- MATERIAL TO PROCESS
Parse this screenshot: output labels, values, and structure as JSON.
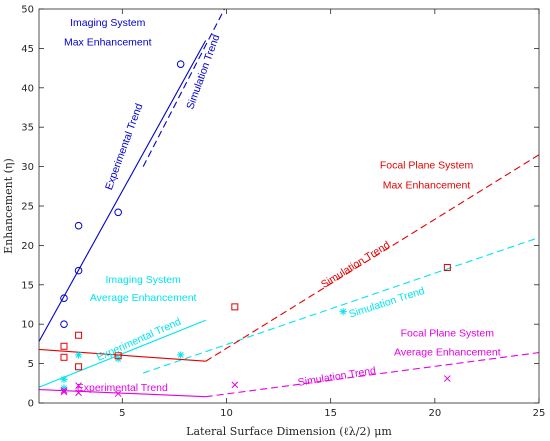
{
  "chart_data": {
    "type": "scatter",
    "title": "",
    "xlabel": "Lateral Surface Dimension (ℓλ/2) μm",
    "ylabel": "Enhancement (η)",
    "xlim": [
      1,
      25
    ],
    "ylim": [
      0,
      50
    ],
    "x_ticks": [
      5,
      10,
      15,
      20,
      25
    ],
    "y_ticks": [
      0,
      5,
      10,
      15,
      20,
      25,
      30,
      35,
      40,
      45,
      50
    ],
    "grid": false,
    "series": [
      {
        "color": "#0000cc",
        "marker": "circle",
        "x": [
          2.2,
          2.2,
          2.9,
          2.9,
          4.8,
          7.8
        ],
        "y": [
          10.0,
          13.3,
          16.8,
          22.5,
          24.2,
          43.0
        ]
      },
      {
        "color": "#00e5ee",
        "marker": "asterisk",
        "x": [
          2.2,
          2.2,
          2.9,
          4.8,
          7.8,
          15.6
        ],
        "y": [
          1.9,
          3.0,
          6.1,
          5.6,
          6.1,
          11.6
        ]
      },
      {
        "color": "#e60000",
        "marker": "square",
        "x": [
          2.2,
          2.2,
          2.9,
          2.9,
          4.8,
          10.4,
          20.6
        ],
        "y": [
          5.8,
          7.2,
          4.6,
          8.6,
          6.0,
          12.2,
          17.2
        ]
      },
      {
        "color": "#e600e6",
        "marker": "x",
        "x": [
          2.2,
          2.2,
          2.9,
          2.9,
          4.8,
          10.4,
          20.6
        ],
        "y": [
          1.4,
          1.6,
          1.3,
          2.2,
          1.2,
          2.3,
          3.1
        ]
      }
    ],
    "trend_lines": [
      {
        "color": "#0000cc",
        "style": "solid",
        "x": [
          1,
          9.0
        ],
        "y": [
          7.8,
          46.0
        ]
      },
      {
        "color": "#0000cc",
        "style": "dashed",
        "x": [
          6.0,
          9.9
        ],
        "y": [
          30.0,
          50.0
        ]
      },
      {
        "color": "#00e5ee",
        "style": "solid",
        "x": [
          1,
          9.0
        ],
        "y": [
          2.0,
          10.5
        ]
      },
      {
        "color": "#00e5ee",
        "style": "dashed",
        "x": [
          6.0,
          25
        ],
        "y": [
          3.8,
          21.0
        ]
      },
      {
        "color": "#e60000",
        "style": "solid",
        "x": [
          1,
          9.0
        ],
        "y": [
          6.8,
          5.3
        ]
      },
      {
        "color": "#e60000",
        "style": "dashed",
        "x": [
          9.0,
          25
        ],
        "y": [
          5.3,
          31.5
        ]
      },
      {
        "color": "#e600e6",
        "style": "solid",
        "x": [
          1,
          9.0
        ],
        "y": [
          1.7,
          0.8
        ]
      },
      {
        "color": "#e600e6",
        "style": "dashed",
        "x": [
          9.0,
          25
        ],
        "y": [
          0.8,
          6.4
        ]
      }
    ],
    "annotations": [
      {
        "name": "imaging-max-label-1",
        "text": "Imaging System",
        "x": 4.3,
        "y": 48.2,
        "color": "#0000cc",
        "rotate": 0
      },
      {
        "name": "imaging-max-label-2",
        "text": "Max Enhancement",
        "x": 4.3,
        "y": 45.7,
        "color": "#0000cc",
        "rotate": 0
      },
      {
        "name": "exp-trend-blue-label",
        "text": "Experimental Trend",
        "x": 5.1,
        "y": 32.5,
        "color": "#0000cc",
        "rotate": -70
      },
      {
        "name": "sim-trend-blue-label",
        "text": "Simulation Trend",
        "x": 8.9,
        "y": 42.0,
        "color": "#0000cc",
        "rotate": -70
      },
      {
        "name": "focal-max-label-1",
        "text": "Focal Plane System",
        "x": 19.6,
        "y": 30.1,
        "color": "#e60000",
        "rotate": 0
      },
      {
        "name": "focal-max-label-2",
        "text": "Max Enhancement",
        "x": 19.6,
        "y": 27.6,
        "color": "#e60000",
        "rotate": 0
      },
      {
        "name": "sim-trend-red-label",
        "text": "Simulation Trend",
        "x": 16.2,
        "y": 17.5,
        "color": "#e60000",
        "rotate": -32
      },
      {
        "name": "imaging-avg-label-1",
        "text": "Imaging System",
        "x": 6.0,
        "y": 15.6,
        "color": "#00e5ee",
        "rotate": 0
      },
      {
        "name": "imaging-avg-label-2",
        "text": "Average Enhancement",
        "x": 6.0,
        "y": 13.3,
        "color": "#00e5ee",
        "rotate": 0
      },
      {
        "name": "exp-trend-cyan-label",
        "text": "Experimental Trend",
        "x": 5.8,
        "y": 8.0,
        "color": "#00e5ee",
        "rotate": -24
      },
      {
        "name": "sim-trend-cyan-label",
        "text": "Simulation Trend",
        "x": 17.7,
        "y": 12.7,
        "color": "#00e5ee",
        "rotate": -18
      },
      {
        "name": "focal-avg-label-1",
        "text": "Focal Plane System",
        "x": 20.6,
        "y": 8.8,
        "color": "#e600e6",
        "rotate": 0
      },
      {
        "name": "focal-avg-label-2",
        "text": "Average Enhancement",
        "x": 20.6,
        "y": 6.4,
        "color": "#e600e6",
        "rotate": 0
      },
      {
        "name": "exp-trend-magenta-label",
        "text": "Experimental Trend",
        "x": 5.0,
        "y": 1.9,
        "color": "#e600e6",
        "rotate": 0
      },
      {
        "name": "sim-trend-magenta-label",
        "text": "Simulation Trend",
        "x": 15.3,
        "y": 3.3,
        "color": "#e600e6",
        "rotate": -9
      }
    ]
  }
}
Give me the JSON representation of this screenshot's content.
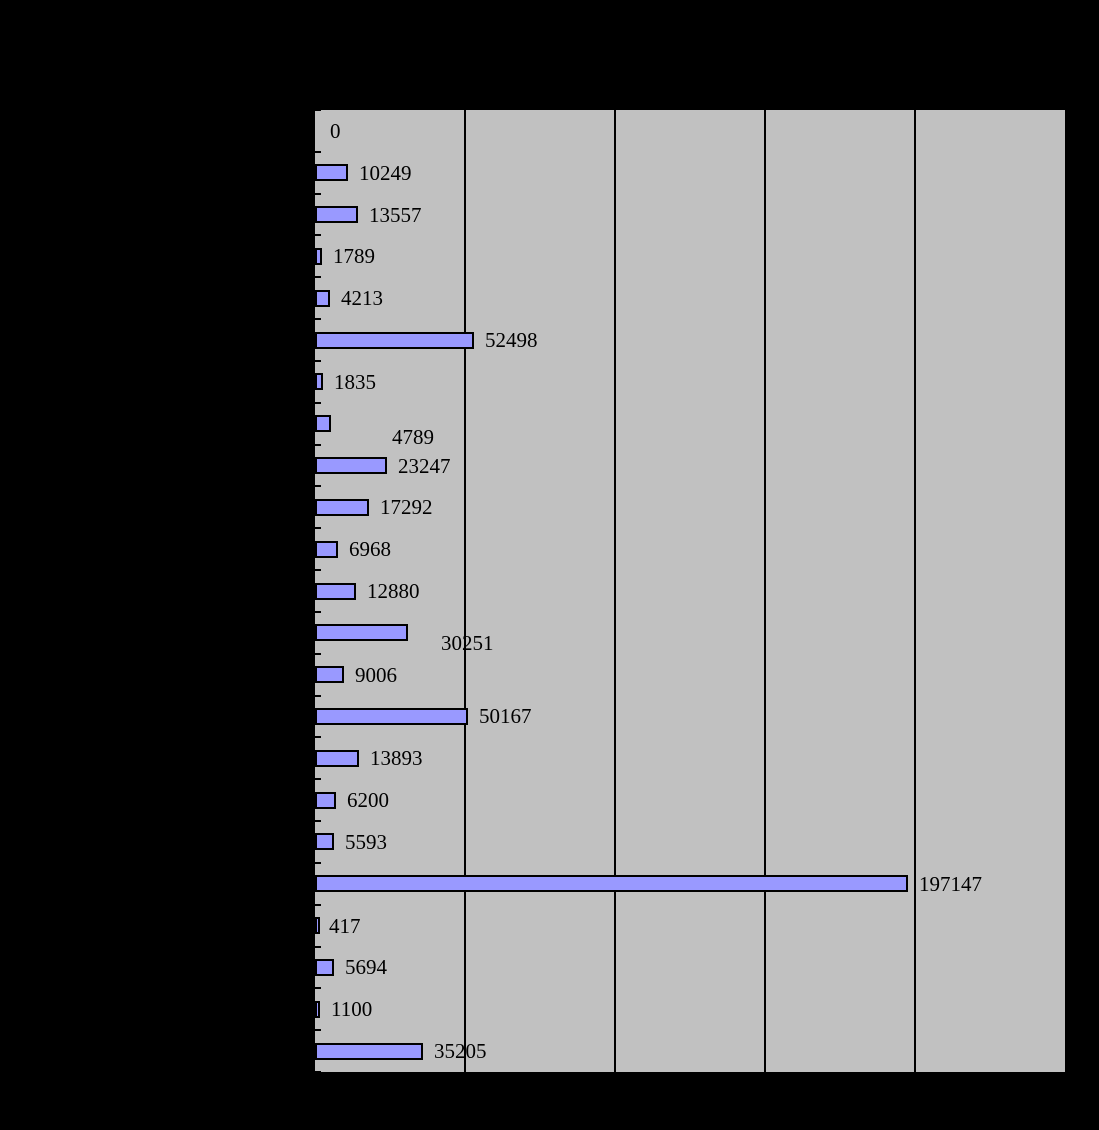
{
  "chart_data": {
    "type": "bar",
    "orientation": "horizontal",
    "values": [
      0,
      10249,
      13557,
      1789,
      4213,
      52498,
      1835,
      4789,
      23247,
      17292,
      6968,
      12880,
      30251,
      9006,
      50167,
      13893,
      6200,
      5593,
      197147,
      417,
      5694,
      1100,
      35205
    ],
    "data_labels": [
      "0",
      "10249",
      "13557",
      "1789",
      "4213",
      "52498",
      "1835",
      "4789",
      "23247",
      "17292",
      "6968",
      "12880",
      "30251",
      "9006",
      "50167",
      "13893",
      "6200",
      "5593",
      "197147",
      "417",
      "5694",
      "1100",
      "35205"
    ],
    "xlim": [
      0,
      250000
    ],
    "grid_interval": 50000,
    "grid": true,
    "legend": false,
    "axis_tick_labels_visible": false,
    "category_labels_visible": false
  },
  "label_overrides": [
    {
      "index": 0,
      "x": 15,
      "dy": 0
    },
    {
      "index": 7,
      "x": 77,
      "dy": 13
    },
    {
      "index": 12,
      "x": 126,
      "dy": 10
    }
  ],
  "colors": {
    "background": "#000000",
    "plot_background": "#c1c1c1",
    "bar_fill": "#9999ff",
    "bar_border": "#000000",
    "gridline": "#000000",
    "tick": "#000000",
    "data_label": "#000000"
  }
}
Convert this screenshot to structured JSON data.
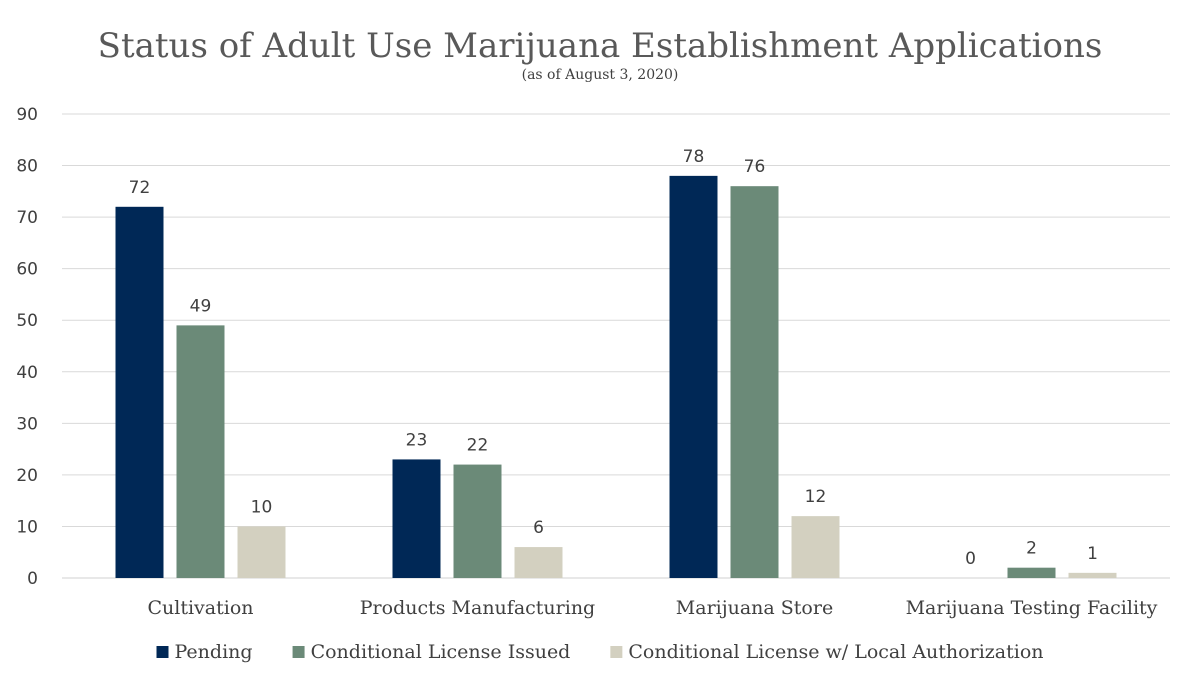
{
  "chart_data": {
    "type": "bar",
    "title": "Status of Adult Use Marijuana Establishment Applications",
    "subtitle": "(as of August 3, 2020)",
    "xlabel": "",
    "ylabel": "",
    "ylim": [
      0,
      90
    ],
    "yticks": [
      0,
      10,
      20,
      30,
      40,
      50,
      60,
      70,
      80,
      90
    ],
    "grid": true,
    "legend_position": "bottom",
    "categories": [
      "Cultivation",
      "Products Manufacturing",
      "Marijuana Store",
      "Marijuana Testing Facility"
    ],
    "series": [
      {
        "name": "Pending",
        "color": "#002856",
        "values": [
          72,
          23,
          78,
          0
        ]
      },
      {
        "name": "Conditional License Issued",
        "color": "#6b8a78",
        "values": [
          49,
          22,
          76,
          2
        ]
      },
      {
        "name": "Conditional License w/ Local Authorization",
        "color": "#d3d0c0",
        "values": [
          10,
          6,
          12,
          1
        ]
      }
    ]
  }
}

- SET EXERCISE
Beginning with the line with "Convert this screenshot", repeat the entries above exactly, up to and including the last line, leaving out pictures.

- ANSWER TO THIS PROBLEM
Convert this screenshot to structured JSON data.
{
  "chart_data": {
    "type": "bar",
    "title": "Status of Adult Use Marijuana Establishment Applications",
    "subtitle": "(as of August 3, 2020)",
    "xlabel": "",
    "ylabel": "",
    "ylim": [
      0,
      90
    ],
    "yticks": [
      0,
      10,
      20,
      30,
      40,
      50,
      60,
      70,
      80,
      90
    ],
    "grid": true,
    "legend_position": "bottom",
    "categories": [
      "Cultivation",
      "Products Manufacturing",
      "Marijuana Store",
      "Marijuana Testing Facility"
    ],
    "series": [
      {
        "name": "Pending",
        "color": "#002856",
        "values": [
          72,
          23,
          78,
          0
        ]
      },
      {
        "name": "Conditional License Issued",
        "color": "#6b8a78",
        "values": [
          49,
          22,
          76,
          2
        ]
      },
      {
        "name": "Conditional License w/ Local Authorization",
        "color": "#d3d0c0",
        "values": [
          10,
          6,
          12,
          1
        ]
      }
    ]
  }
}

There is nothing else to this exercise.